● **Exercise task**: All of the data below must be repeated exactly.

+++ Information given +++

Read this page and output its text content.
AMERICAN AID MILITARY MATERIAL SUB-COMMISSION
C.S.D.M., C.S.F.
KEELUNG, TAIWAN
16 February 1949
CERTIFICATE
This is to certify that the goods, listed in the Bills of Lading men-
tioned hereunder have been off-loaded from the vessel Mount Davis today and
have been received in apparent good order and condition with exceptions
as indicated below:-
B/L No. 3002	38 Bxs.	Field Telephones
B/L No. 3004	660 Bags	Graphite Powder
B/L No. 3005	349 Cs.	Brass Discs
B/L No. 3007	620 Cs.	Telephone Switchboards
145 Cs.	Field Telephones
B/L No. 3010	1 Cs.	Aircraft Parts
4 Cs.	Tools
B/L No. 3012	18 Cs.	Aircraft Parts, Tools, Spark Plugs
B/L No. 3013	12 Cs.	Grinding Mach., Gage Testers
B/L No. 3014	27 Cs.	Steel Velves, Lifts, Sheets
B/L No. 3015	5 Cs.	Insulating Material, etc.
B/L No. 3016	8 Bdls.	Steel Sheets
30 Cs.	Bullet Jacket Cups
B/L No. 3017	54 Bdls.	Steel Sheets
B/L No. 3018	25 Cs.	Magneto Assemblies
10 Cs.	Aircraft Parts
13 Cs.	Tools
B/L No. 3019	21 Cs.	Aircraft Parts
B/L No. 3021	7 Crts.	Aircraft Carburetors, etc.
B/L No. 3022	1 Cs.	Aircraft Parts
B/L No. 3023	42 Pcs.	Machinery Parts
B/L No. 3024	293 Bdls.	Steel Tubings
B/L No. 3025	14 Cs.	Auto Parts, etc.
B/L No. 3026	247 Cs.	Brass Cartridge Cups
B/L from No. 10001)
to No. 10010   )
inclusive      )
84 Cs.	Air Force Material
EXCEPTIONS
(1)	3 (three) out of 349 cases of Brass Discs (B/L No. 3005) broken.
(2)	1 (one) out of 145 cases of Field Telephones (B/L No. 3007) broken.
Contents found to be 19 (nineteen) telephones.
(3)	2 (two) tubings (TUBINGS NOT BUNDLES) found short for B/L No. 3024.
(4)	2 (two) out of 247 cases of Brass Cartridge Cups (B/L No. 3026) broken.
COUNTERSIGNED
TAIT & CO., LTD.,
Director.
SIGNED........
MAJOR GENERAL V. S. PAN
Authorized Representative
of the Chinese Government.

+++

● **Expected output**:
Read this page and output its text content.
AMERICAN AID MILITARY MATERIAL SUB-COMMISSION
C.S.D.M., C.S.F.
KEELUNG, TAIWAN
16 February 1949
CERTIFICATE
This is to certify that the goods, listed in the Bills of Lading men-
tioned hereunder have been off-loaded from the vessel Mount Davis today and
have been received in apparent good order and condition with exceptions
as indicated below:-
B/L No. 3002	38 Bxs.	Field Telephones
B/L No. 3004	660 Bags	Graphite Powder
B/L No. 3005	349 Cs.	Brass Discs
B/L No. 3007	620 Cs.	Telephone Switchboards
145 Cs.	Field Telephones
B/L No. 3010	1 Cs.	Aircraft Parts
4 Cs.	Tools
B/L No. 3012	18 Cs.	Aircraft Parts, Tools, Spark Plugs
B/L No. 3013	12 Cs.	Grinding Mach., Gage Testers
B/L No. 3014	27 Cs.	Steel Velves, Lifts, Sheets
B/L No. 3015	5 Cs.	Insulating Material, etc.
B/L No. 3016	8 Bdls.	Steel Sheets
30 Cs.	Bullet Jacket Cups
B/L No. 3017	54 Bdls.	Steel Sheets
B/L No. 3018	25 Cs.	Magneto Assemblies
10 Cs.	Aircraft Parts
13 Cs.	Tools
B/L No. 3019	21 Cs.	Aircraft Parts
B/L No. 3021	7 Crts.	Aircraft Carburetors, etc.
B/L No. 3022	1 Cs.	Aircraft Parts
B/L No. 3023	42 Pcs.	Machinery Parts
B/L No. 3024	293 Bdls.	Steel Tubings
B/L No. 3025	14 Cs.	Auto Parts, etc.
B/L No. 3026	247 Cs.	Brass Cartridge Cups
B/L from No. 10001)
to No. 10010   )
inclusive      )
84 Cs.	Air Force Material
EXCEPTIONS
(1)	3 (three) out of 349 cases of Brass Discs (B/L No. 3005) broken.
(2)	1 (one) out of 145 cases of Field Telephones (B/L No. 3007) broken.
Contents found to be 19 (nineteen) telephones.
(3)	2 (two) tubings (TUBINGS NOT BUNDLES) found short for B/L No. 3024.
(4)	2 (two) out of 247 cases of Brass Cartridge Cups (B/L No. 3026) broken.
COUNTERSIGNED
TAIT & CO., LTD.,
Director.
SIGNED........
MAJOR GENERAL V. S. PAN
Authorized Representative
of the Chinese Government.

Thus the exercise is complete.